--- start of Source data ---

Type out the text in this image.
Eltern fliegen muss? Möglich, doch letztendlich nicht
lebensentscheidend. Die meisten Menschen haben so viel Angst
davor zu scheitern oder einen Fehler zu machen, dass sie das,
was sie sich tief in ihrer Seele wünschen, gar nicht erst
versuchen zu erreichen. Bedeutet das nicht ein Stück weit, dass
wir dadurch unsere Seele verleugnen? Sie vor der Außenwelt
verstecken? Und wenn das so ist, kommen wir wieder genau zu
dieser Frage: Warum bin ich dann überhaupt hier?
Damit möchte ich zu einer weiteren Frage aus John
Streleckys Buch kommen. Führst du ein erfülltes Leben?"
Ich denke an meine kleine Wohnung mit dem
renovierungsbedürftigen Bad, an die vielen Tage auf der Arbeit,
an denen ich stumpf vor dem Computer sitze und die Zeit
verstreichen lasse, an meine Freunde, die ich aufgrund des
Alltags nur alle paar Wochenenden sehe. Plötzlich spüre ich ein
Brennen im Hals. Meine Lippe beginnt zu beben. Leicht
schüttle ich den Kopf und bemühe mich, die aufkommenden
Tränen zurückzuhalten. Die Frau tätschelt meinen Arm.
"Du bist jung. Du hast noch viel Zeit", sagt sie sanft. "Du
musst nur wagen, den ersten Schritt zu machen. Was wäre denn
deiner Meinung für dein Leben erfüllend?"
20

--- end of Source data ---

**Job**
Reproduce the material exactly, with every line intact.

**Answer to the problem**
Type out the text in this image.
Eltern fliegen muss? Möglich, doch letztendlich nicht
lebensentscheidend. Die meisten Menschen haben so viel Angst
davor zu scheitern oder einen Fehler zu machen, dass sie das,
was sie sich tief in ihrer Seele wünschen, gar nicht erst
versuchen zu erreichen. Bedeutet das nicht ein Stück weit, dass
wir dadurch unsere Seele verleugnen? Sie vor der Außenwelt
verstecken? Und wenn das so ist, kommen wir wieder genau zu
dieser Frage: Warum bin ich dann überhaupt hier?
Damit möchte ich zu einer weiteren Frage aus John
Streleckys Buch kommen. Führst du ein erfülltes Leben?"
Ich denke an meine kleine Wohnung mit dem
renovierungsbedürftigen Bad, an die vielen Tage auf der Arbeit,
an denen ich stumpf vor dem Computer sitze und die Zeit
verstreichen lasse, an meine Freunde, die ich aufgrund des
Alltags nur alle paar Wochenenden sehe. Plötzlich spüre ich ein
Brennen im Hals. Meine Lippe beginnt zu beben. Leicht
schüttle ich den Kopf und bemühe mich, die aufkommenden
Tränen zurückzuhalten. Die Frau tätschelt meinen Arm.
"Du bist jung. Du hast noch viel Zeit", sagt sie sanft. "Du
musst nur wagen, den ersten Schritt zu machen. Was wäre denn
deiner Meinung für dein Leben erfüllend?"
20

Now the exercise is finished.